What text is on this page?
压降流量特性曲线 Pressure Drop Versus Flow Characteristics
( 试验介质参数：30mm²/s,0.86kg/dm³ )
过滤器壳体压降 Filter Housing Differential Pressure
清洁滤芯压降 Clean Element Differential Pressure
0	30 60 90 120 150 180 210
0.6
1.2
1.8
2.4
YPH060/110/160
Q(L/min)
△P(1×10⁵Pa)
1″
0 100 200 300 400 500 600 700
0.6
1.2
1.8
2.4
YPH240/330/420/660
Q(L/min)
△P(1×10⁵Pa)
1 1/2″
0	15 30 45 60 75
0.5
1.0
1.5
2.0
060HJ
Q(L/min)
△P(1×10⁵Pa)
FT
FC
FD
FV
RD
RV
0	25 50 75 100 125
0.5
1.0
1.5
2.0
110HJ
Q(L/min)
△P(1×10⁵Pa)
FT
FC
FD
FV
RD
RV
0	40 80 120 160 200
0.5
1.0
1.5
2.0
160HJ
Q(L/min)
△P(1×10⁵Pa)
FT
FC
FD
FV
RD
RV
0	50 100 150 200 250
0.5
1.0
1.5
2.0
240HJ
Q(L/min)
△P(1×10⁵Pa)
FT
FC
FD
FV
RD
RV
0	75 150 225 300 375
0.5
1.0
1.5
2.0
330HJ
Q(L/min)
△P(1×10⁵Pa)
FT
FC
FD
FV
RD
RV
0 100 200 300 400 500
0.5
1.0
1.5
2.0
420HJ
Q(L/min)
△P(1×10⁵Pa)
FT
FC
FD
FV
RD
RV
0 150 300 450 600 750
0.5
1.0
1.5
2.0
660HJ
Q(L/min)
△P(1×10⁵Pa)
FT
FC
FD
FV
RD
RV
- - - - -
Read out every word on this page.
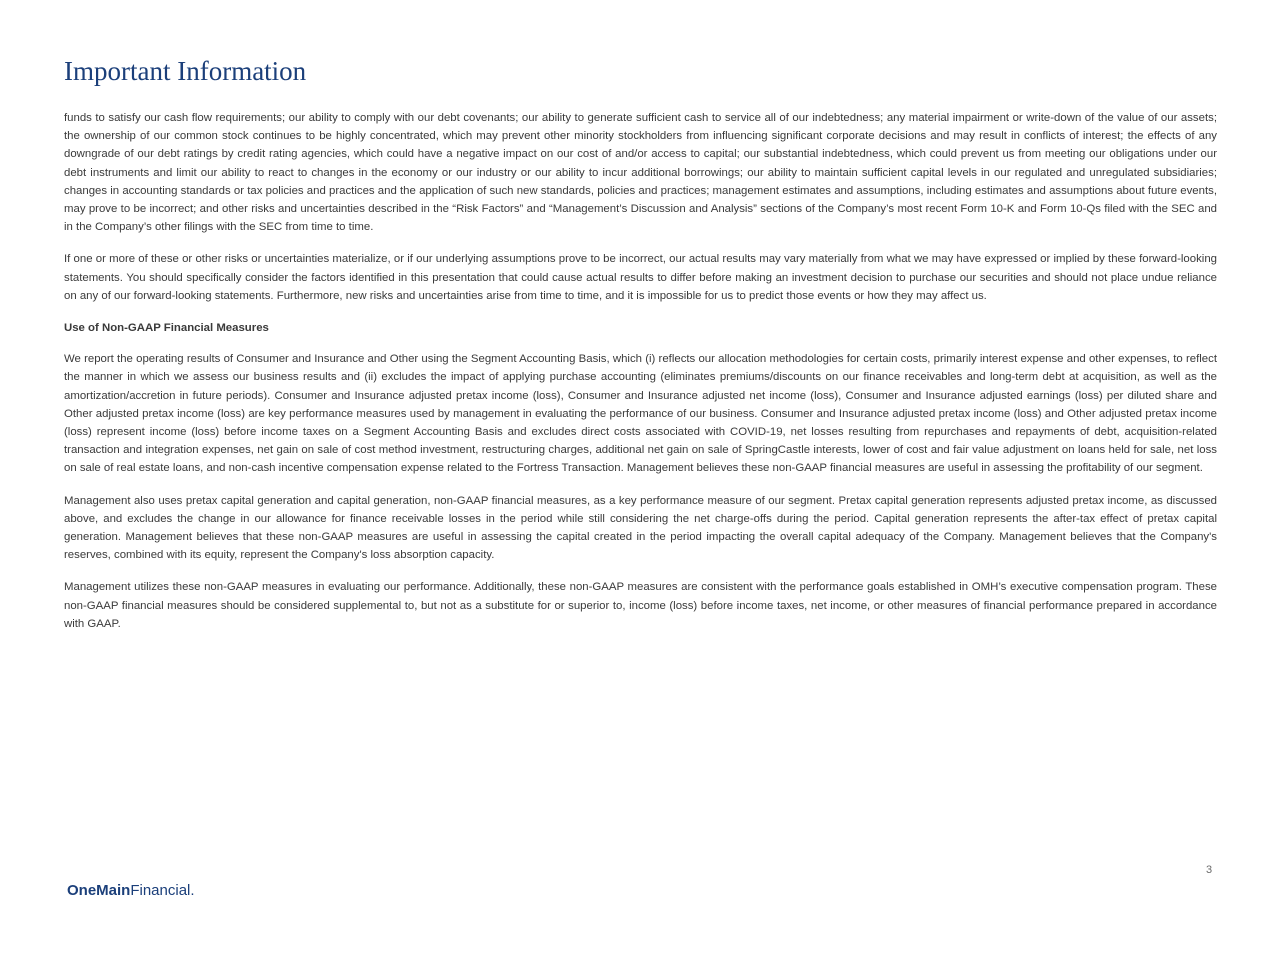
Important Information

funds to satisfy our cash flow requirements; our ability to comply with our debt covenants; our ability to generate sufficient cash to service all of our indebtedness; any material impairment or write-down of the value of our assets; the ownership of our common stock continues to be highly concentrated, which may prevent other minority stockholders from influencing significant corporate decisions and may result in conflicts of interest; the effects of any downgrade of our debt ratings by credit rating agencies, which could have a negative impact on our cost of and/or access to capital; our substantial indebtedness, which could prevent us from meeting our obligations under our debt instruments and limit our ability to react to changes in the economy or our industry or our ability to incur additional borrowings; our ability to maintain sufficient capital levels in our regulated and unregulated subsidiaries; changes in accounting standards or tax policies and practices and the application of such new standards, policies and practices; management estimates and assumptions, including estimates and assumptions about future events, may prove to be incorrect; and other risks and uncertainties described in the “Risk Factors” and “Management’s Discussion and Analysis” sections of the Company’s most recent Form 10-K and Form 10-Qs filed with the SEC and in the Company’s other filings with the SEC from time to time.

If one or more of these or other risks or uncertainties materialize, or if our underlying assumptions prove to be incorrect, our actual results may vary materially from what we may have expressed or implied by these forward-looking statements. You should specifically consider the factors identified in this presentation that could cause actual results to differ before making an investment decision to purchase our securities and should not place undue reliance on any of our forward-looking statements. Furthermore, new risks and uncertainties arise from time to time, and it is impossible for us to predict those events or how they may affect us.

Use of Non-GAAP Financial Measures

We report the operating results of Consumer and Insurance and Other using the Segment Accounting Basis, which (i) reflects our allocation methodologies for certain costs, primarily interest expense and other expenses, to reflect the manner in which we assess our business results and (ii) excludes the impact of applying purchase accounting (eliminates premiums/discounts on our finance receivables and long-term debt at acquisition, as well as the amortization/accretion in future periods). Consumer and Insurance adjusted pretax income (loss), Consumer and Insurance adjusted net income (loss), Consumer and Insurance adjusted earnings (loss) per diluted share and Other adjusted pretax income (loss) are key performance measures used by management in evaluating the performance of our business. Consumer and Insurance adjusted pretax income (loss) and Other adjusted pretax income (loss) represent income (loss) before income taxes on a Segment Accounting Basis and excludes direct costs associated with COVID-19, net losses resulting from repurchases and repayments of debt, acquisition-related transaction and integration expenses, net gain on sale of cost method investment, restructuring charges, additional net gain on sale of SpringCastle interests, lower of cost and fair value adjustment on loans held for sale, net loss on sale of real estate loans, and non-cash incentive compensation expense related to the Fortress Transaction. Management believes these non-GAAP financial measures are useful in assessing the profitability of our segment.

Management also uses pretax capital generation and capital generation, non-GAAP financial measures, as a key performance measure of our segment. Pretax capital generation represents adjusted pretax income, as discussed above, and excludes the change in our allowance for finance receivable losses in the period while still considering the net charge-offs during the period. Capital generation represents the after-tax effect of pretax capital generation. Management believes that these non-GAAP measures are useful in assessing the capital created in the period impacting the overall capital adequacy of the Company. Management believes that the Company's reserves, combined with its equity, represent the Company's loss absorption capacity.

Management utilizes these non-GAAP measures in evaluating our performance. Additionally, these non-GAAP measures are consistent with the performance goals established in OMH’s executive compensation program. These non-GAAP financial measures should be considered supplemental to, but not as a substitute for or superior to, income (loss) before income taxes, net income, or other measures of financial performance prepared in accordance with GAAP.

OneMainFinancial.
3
- - - - -
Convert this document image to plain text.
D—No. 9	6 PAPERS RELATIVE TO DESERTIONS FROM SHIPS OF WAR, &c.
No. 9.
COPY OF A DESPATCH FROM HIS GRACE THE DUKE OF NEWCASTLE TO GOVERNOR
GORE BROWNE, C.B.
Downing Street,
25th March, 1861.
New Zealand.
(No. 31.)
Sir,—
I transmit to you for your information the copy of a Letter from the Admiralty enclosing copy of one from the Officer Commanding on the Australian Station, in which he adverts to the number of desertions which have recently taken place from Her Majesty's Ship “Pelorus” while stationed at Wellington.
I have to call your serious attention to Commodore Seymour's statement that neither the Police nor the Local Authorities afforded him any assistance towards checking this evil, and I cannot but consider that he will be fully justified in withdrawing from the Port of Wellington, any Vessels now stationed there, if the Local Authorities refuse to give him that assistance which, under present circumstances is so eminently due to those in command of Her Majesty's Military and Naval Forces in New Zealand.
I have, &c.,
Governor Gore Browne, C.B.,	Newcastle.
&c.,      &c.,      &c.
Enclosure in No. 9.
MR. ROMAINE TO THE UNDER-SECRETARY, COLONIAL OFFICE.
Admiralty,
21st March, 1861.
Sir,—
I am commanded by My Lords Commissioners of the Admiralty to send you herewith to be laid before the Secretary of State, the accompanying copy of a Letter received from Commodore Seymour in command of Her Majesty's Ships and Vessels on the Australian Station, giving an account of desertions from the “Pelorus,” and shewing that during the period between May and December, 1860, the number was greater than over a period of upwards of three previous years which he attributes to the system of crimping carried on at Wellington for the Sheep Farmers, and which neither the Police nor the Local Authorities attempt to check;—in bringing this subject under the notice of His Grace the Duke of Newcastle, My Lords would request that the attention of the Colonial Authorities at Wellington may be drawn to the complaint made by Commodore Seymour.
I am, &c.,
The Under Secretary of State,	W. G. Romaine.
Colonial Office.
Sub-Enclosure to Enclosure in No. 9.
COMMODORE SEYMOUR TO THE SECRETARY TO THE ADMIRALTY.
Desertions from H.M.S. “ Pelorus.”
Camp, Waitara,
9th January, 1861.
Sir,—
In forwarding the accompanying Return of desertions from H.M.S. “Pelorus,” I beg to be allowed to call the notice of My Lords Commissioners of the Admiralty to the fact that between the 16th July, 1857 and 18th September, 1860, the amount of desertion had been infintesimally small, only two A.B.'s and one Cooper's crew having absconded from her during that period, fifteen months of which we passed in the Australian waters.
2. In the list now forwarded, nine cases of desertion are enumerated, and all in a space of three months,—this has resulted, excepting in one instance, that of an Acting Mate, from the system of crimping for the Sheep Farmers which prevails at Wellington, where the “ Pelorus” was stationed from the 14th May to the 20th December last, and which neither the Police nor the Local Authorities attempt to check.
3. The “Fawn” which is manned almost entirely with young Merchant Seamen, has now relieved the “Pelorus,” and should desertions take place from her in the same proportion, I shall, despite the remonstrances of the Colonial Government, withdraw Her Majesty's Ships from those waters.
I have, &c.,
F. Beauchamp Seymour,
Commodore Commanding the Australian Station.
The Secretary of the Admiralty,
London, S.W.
- - - - -
▶ [GIVEN INSTRUCTION]: In the records above, collect each line with "text".

▶ [OUTPUT FOR THIS EXERCISE]:
What text is on this page?
Convert this document image to plain text.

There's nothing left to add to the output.